**Short exercise:**
List all lines of the data containing the word "adipiscing".

**Exercise material:**
-=-=-
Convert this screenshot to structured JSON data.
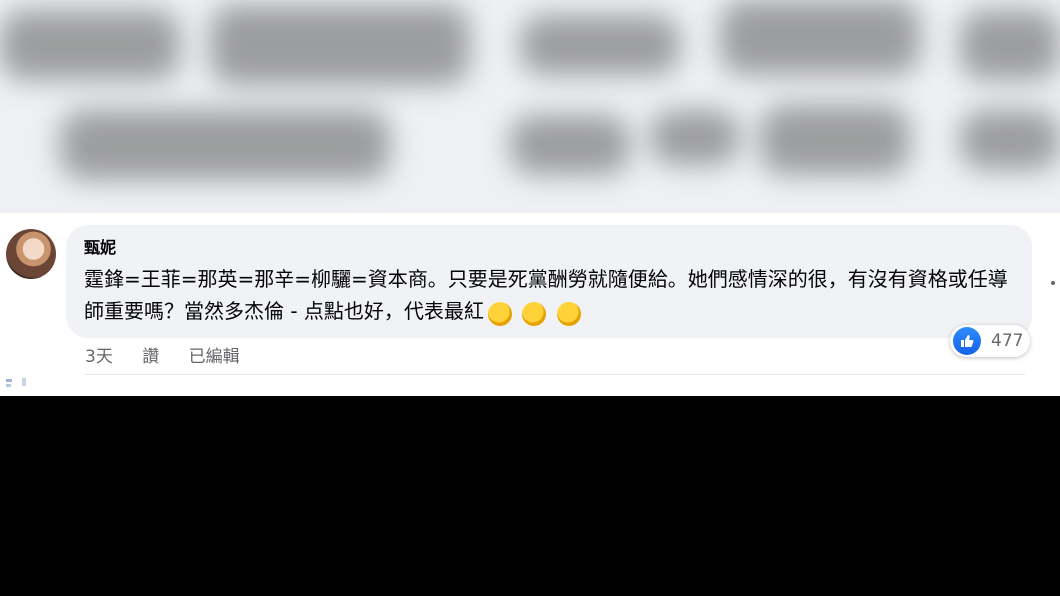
{
  "comment": {
    "author": "甄妮",
    "text": "霆鋒=王菲=那英=那辛=柳驪=資本商。只要是死黨酬勞就隨便給。她們感情深的很，有沒有資格或任導師重要嗎？當然多杰倫 - 点點也好，代表最紅",
    "emojis": [
      "clapping-hands",
      "clapping-hands",
      "clapping-hands"
    ]
  },
  "meta": {
    "time": "3天",
    "like_action": "讚",
    "edited": "已編輯"
  },
  "reactions": {
    "type": "like",
    "count": "477"
  },
  "colors": {
    "bubble": "#f0f2f5",
    "meta_text": "#65676b",
    "like_blue": "#1877f2"
  }
}
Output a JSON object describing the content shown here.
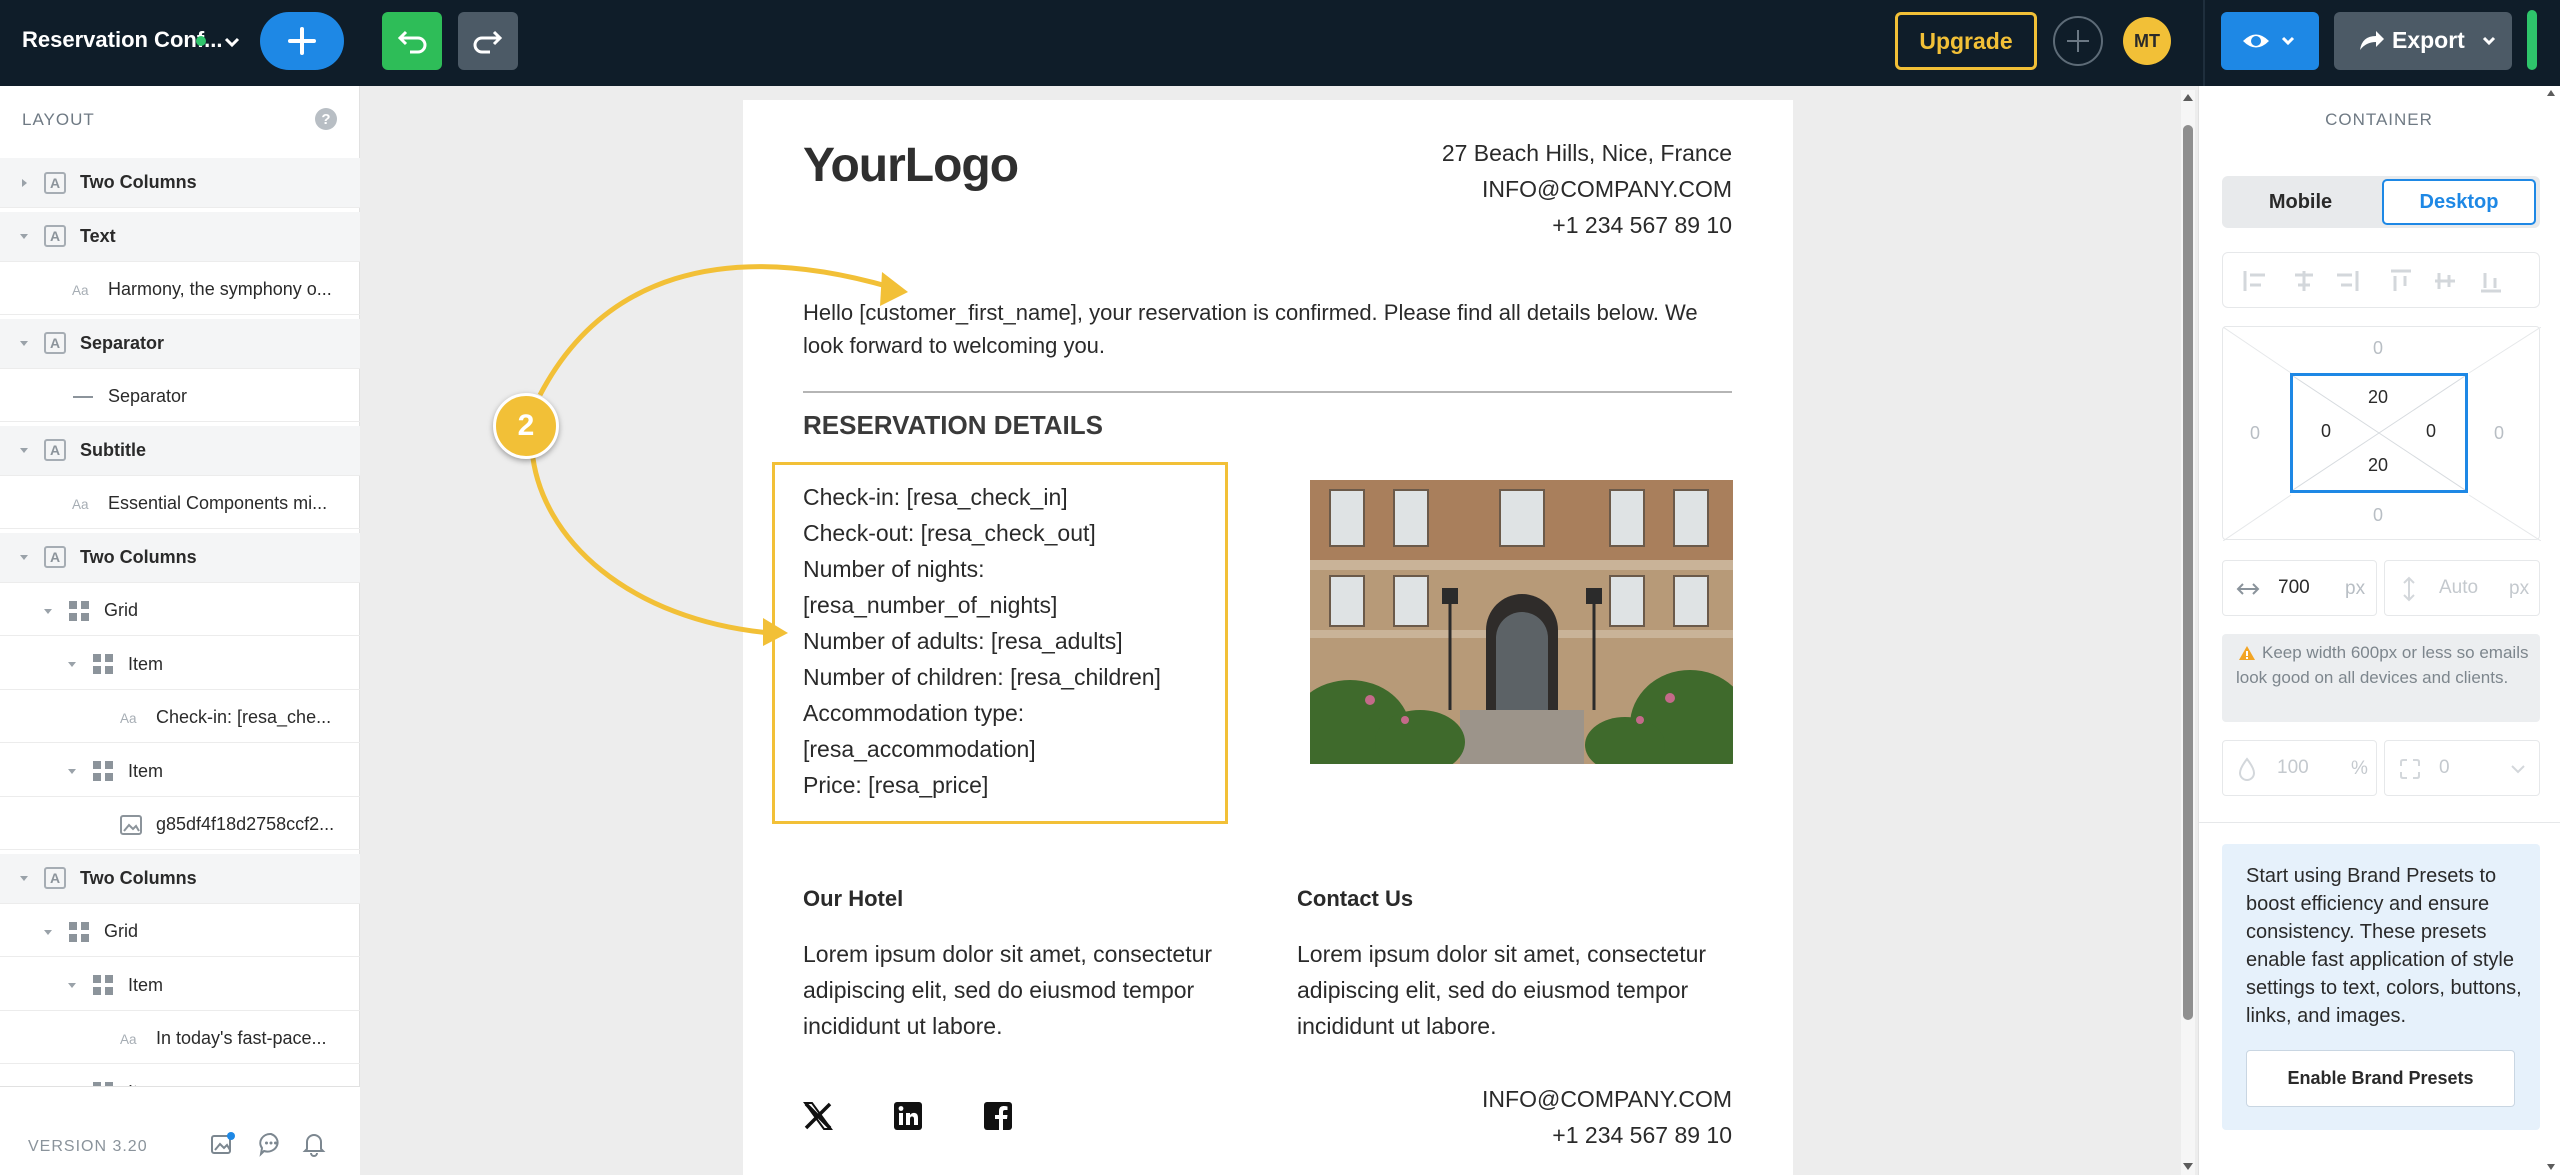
{
  "topbar": {
    "doc_title": "Reservation Conf...",
    "upgrade_label": "Upgrade",
    "avatar_initials": "MT",
    "export_label": "Export",
    "accent_color": "#1e88e5",
    "icons": [
      "add-icon",
      "undo-icon",
      "redo-icon",
      "plus-circle-icon",
      "eye-icon",
      "share-icon",
      "chevron-down-icon"
    ]
  },
  "left": {
    "header": "LAYOUT",
    "help": "?",
    "version": "VERSION 3.20",
    "rows": [
      {
        "label": "Two Columns",
        "kind": "section"
      },
      {
        "label": "Text",
        "kind": "section"
      },
      {
        "label": "Harmony, the symphony o...",
        "kind": "text"
      },
      {
        "label": "Separator",
        "kind": "section"
      },
      {
        "label": "Separator",
        "kind": "separator"
      },
      {
        "label": "Subtitle",
        "kind": "section"
      },
      {
        "label": "Essential Components mi...",
        "kind": "text"
      },
      {
        "label": "Two Columns",
        "kind": "section"
      },
      {
        "label": "Grid",
        "kind": "grid"
      },
      {
        "label": "Item",
        "kind": "grid"
      },
      {
        "label": "Check-in: [resa_che...",
        "kind": "text"
      },
      {
        "label": "Item",
        "kind": "grid"
      },
      {
        "label": "g85df4f18d2758ccf2...",
        "kind": "image"
      },
      {
        "label": "Two Columns",
        "kind": "section"
      },
      {
        "label": "Grid",
        "kind": "grid"
      },
      {
        "label": "Item",
        "kind": "grid"
      },
      {
        "label": "In today's fast-pace...",
        "kind": "text"
      },
      {
        "label": "Item",
        "kind": "grid"
      }
    ]
  },
  "email": {
    "logo": "YourLogo",
    "address": "27 Beach Hills, Nice, France",
    "email": "INFO@COMPANY.COM",
    "phone": "+1 234 567 89 10",
    "greeting": "Hello [customer_first_name], your reservation is confirmed. Please find all details below. We look forward to welcoming you.",
    "section_title": "RESERVATION DETAILS",
    "details": [
      "Check-in: [resa_check_in]",
      "Check-out: [resa_check_out]",
      "Number of nights:",
      "[resa_number_of_nights]",
      "Number of adults: [resa_adults]",
      "Number of children: [resa_children]",
      "Accommodation type:",
      "[resa_accommodation]",
      "Price: [resa_price]"
    ],
    "col1_title": "Our Hotel",
    "col1_text": "Lorem ipsum dolor sit amet, consectetur adipiscing elit, sed do eiusmod tempor incididunt ut labore.",
    "col2_title": "Contact Us",
    "col2_text": "Lorem ipsum dolor sit amet, consectetur adipiscing elit, sed do eiusmod tempor incididunt ut labore.",
    "footer_email": "INFO@COMPANY.COM",
    "footer_phone": "+1 234 567 89 10",
    "social_icons": [
      "x-icon",
      "linkedin-icon",
      "facebook-icon"
    ]
  },
  "annotation": {
    "step": "2",
    "color": "#f2c037"
  },
  "right": {
    "title": "CONTAINER",
    "mobile_label": "Mobile",
    "desktop_label": "Desktop",
    "margin_top": "0",
    "margin_right": "0",
    "margin_bottom": "0",
    "margin_left": "0",
    "padding_top": "20",
    "padding_right": "0",
    "padding_bottom": "20",
    "padding_left": "0",
    "width_value": "700",
    "width_unit": "px",
    "height_placeholder": "Auto",
    "height_unit": "px",
    "warning": "Keep width 600px or less so emails look good on all devices and clients.",
    "opacity_value": "100",
    "opacity_unit": "%",
    "radius_value": "0",
    "presets_text": "Start using Brand Presets to boost efficiency and ensure consistency. These presets enable fast application of style settings to text, colors, buttons, links, and images.",
    "presets_button": "Enable Brand Presets"
  }
}
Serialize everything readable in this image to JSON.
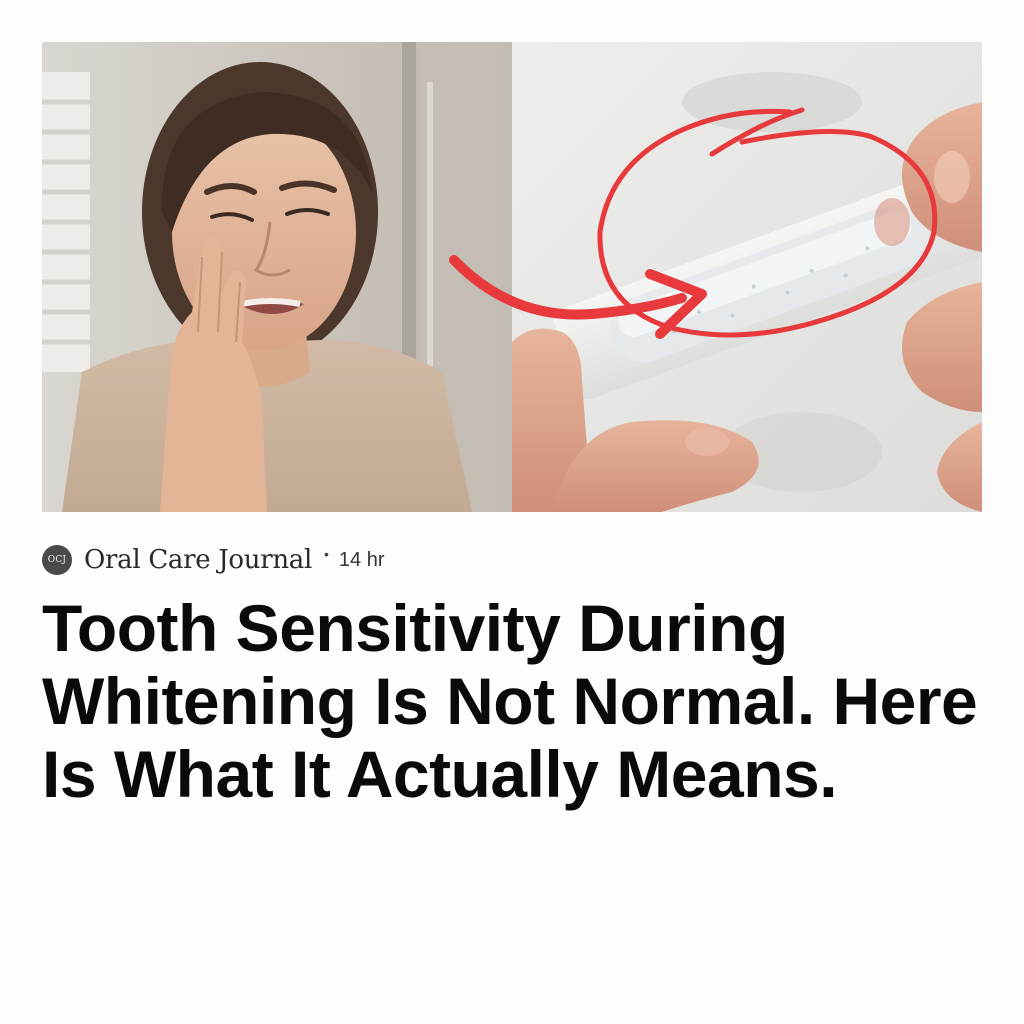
{
  "article": {
    "publisher": {
      "logo_text": "OCJ",
      "name": "Oral Care Journal"
    },
    "separator": "•",
    "time_ago": "14 hr",
    "headline": "Tooth Sensitivity During Whitening Is Not Normal. Here Is What It Actually Means.",
    "image": {
      "left_subject": "woman-holding-cheek-in-pain",
      "right_subject": "whitening-strip-in-fingers",
      "annotation_color": "#e8393d"
    }
  }
}
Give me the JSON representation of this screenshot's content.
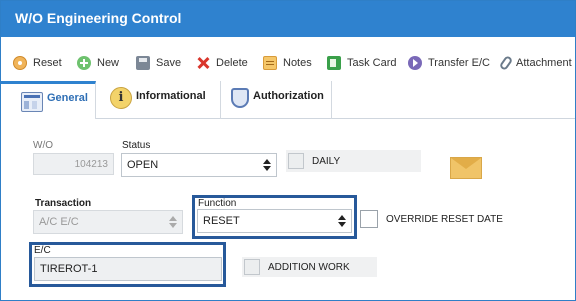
-=-=-
**Result for this task:**
    "col1_text": "Lorem ipsum dolor sit amet, consectetur adipiscing elit, sed do eiusmod tempor incididunt ut labore.",
    "col2_text": "Lorem ipsum dolor sit amet, consectetur adipiscing elit, sed do eiusmod tempor incididunt ut labore.",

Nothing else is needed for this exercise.